[Description of the task] Select the lines that contain "label" and copy each of them.

[Supplied entries]

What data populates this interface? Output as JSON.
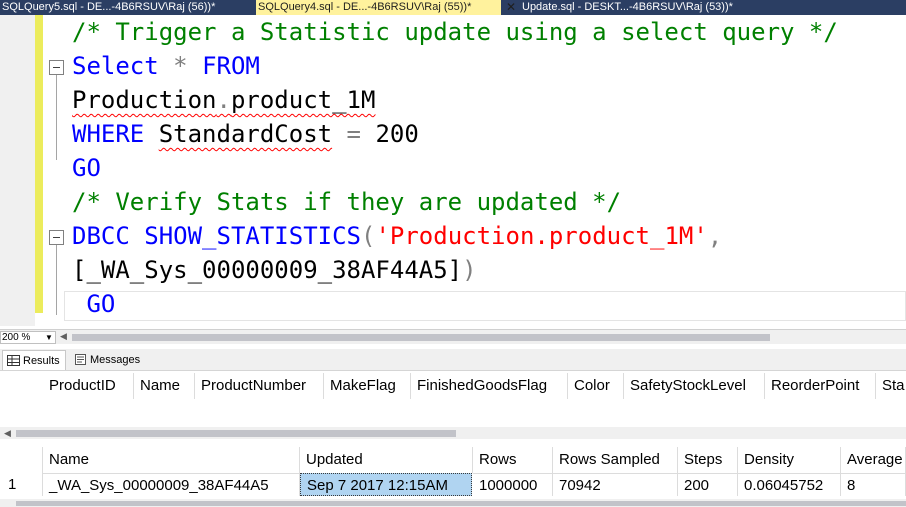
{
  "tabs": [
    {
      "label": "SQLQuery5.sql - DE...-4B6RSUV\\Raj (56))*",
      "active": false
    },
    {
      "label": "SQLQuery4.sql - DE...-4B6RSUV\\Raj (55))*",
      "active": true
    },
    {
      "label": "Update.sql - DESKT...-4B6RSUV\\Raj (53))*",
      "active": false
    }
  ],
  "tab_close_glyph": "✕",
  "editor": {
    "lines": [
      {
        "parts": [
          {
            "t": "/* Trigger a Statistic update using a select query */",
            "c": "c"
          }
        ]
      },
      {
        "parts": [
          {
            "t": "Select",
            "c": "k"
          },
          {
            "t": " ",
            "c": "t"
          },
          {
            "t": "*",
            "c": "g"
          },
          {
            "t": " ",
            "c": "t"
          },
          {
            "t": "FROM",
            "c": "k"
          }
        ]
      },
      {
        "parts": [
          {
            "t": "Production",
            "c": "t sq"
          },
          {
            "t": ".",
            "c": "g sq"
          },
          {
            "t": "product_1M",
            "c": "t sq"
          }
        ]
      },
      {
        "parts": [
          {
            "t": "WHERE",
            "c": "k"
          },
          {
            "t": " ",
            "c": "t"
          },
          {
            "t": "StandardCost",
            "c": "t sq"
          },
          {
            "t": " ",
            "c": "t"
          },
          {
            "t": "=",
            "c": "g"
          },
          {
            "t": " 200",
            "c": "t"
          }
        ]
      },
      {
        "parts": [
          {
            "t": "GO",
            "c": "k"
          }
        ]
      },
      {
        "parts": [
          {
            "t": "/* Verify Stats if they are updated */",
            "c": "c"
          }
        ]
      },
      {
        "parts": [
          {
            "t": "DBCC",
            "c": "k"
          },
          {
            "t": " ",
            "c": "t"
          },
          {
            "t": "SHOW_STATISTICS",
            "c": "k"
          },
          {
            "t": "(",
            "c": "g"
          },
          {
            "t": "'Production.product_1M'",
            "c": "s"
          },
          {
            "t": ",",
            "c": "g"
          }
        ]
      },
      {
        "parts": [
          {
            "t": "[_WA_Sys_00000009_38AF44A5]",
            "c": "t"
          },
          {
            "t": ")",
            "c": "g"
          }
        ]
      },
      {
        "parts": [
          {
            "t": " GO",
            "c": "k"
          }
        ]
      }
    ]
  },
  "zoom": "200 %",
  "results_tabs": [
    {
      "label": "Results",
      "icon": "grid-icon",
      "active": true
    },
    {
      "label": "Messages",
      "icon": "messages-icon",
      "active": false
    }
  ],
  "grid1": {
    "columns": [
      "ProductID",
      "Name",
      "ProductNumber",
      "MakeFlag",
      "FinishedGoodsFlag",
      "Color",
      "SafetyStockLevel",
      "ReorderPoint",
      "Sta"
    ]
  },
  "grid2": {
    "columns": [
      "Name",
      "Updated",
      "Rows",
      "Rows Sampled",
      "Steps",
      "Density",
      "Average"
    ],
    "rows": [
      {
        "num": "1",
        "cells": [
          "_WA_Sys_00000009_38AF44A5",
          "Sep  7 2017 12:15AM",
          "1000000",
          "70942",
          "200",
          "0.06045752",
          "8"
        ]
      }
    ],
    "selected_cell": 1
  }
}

[Result for this exercise]
      "label": "SQLQuery5.sql - DE...-4B6RSUV\\Raj (56))*",
      "label": "SQLQuery4.sql - DE...-4B6RSUV\\Raj (55))*",
      "label": "Update.sql - DESKT...-4B6RSUV\\Raj (53))*",
      "label": "Results",
      "label": "Messages",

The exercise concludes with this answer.